(Raw records)
■ ■ ■ ■ ■ ■ ■

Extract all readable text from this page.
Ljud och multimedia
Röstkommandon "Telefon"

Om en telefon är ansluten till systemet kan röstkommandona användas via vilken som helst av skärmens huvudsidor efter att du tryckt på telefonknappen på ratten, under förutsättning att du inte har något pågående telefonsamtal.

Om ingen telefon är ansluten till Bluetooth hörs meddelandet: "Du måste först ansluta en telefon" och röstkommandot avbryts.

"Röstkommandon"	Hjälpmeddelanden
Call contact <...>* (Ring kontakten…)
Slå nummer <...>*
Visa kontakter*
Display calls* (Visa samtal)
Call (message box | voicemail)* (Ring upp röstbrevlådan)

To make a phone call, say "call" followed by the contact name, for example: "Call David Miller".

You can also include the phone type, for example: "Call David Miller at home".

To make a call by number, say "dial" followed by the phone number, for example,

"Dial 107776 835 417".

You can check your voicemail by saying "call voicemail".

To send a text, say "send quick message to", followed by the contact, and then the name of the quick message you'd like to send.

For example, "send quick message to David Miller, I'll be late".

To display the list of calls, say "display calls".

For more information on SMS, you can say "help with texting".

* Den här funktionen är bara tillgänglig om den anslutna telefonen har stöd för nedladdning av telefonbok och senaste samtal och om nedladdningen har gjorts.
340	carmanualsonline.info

■ ■ ■ ■ ■ ■ ■

WORK REQUIRED: Repeat the listing in full, keeping every line exactly as it is.

OUTPUT FOR THIS EXERCISE:
Extract all readable text from this page.
Ljud och multimedia
Röstkommandon "Telefon"

Om en telefon är ansluten till systemet kan röstkommandona användas via vilken som helst av skärmens huvudsidor efter att du tryckt på telefonknappen på ratten, under förutsättning att du inte har något pågående telefonsamtal.

Om ingen telefon är ansluten till Bluetooth hörs meddelandet: "Du måste först ansluta en telefon" och röstkommandot avbryts.

"Röstkommandon"	Hjälpmeddelanden
Call contact <...>* (Ring kontakten…)
Slå nummer <...>*
Visa kontakter*
Display calls* (Visa samtal)
Call (message box | voicemail)* (Ring upp röstbrevlådan)

To make a phone call, say "call" followed by the contact name, for example: "Call David Miller".

You can also include the phone type, for example: "Call David Miller at home".

To make a call by number, say "dial" followed by the phone number, for example,

"Dial 107776 835 417".

You can check your voicemail by saying "call voicemail".

To send a text, say "send quick message to", followed by the contact, and then the name of the quick message you'd like to send.

For example, "send quick message to David Miller, I'll be late".

To display the list of calls, say "display calls".

For more information on SMS, you can say "help with texting".

* Den här funktionen är bara tillgänglig om den anslutna telefonen har stöd för nedladdning av telefonbok och senaste samtal och om nedladdningen har gjorts.
340	carmanualsonline.info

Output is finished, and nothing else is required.